- Requirements
Lines containing the string "沥青砂浆铺设" are to be counted; report only how many there are.

- The data
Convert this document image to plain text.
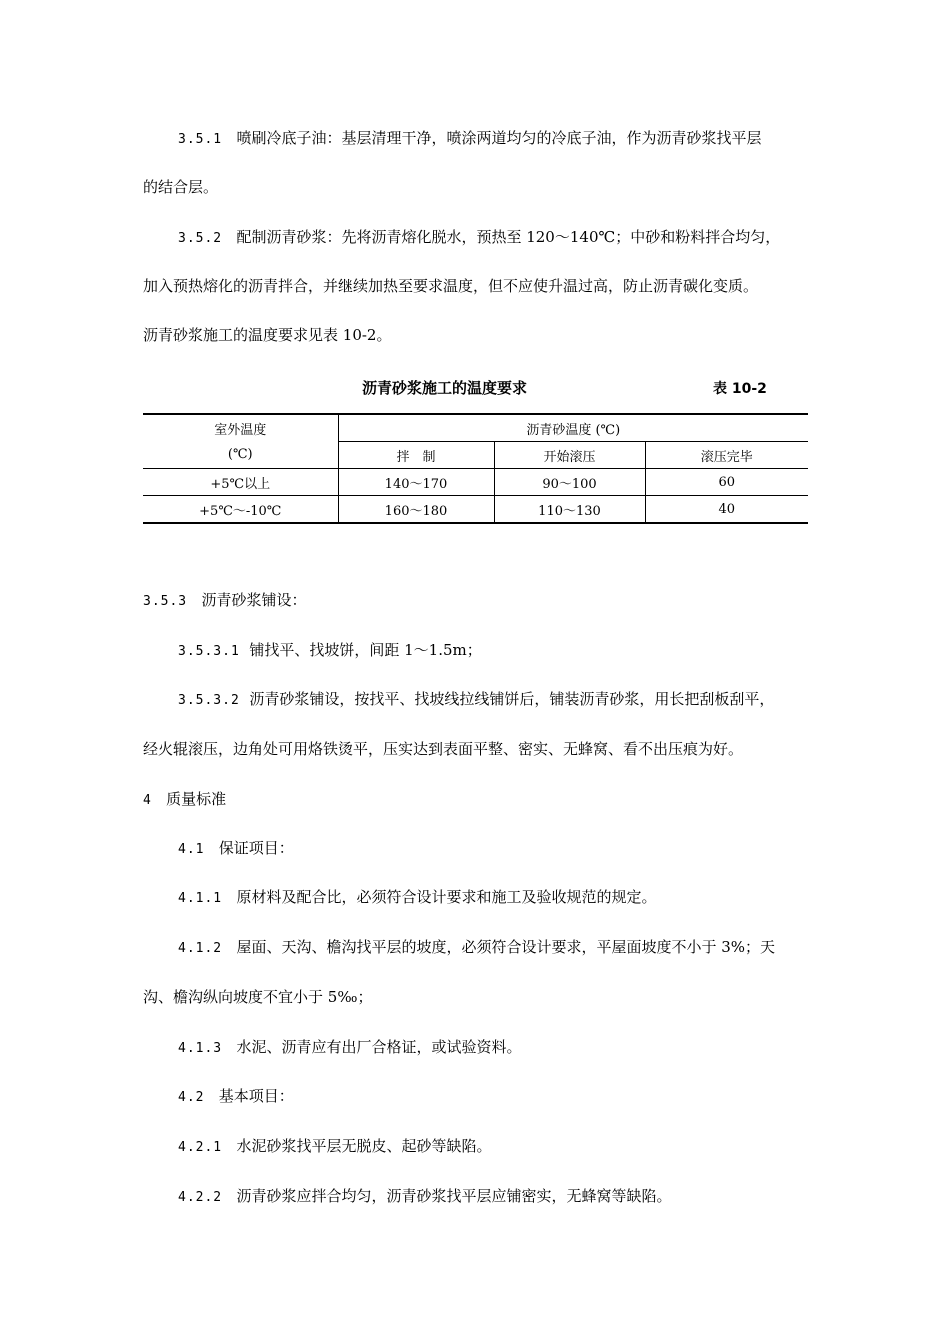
3.5.1 喷刷冷底子油：基层清理干净，喷涂两道均匀的冷底子油，作为沥青砂浆找平层
的结合层。
3.5.2 配制沥青砂浆：先将沥青熔化脱水，预热至 120～140℃；中砂和粉料拌合均匀，
加入预热熔化的沥青拌合，并继续加热至要求温度，但不应使升温过高，防止沥青碳化变质。
沥青砂浆施工的温度要求见表 10-2。
沥青砂浆施工的温度要求	表 10-2
室外温度	沥青砂温度 (℃)		
(℃)	拌　制	开始滚压	滚压完毕
+5℃以上	140～170	90～100	60
+5℃～-10℃	160～180	110～130	40
3.5.3 沥青砂浆铺设：
3.5.3.1 铺找平、找坡饼，间距 1～1.5m；
3.5.3.2 沥青砂浆铺设，按找平、找坡线拉线铺饼后，铺装沥青砂浆，用长把刮板刮平，
经火辊滚压，边角处可用烙铁烫平，压实达到表面平整、密实、无蜂窝、看不出压痕为好。
4 质量标准
4.1 保证项目：
4.1.1 原材料及配合比，必须符合设计要求和施工及验收规范的规定。
4.1.2 屋面、天沟、檐沟找平层的坡度，必须符合设计要求，平屋面坡度不小于 3%；天
沟、檐沟纵向坡度不宜小于 5‰；
4.1.3 水泥、沥青应有出厂合格证，或试验资料。
4.2 基本项目：
4.2.1 水泥砂浆找平层无脱皮、起砂等缺陷。
4.2.2 沥青砂浆应拌合均匀，沥青砂浆找平层应铺密实，无蜂窝等缺陷。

- Exercise answer
2